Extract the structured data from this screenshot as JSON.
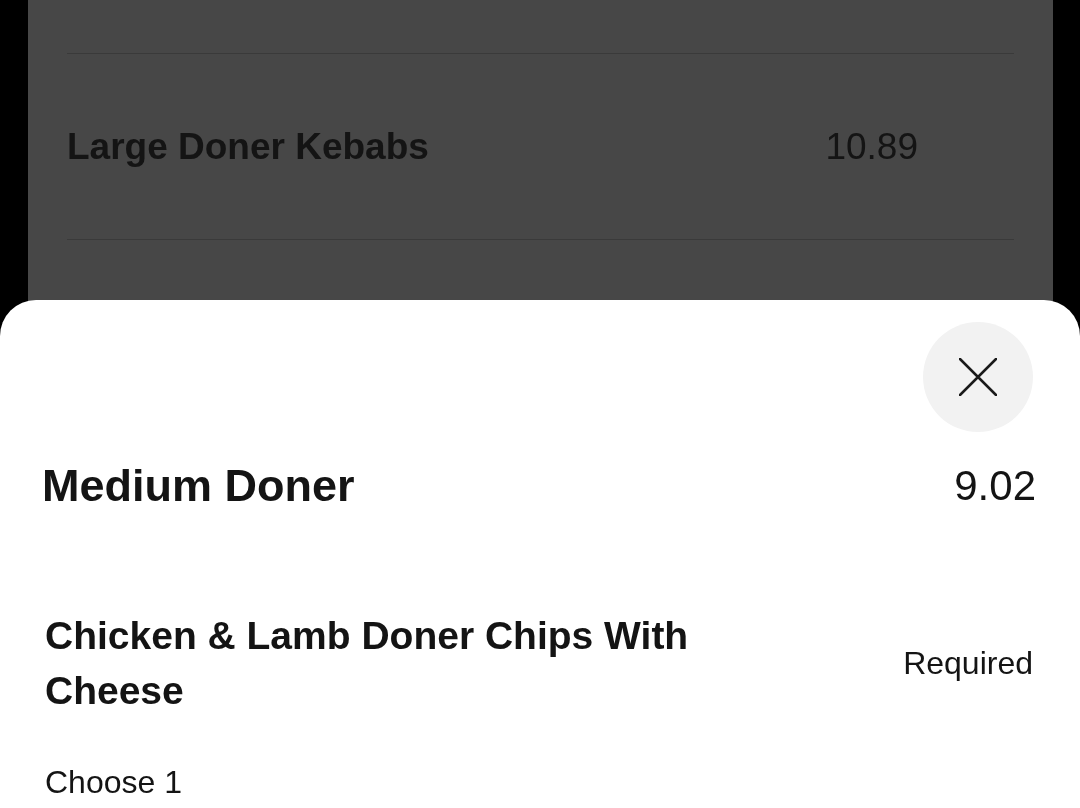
{
  "background_menu": {
    "items": [
      {
        "name": "Large Doner Kebabs",
        "price": "10.89"
      }
    ]
  },
  "item_sheet": {
    "title": "Medium Doner",
    "price": "9.02",
    "option_groups": [
      {
        "title": "Chicken & Lamb Doner Chips With Cheese",
        "badge": "Required",
        "hint": "Choose 1"
      }
    ]
  }
}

************

Stated exercise. Write the entries above out again exactly, but not the pictures.

Answer to the exercise.
Extract the structured data from this screenshot as JSON.
{
  "background_menu": {
    "items": [
      {
        "name": "Large Doner Kebabs",
        "price": "10.89"
      }
    ]
  },
  "item_sheet": {
    "title": "Medium Doner",
    "price": "9.02",
    "option_groups": [
      {
        "title": "Chicken & Lamb Doner Chips With Cheese",
        "badge": "Required",
        "hint": "Choose 1"
      }
    ]
  }
}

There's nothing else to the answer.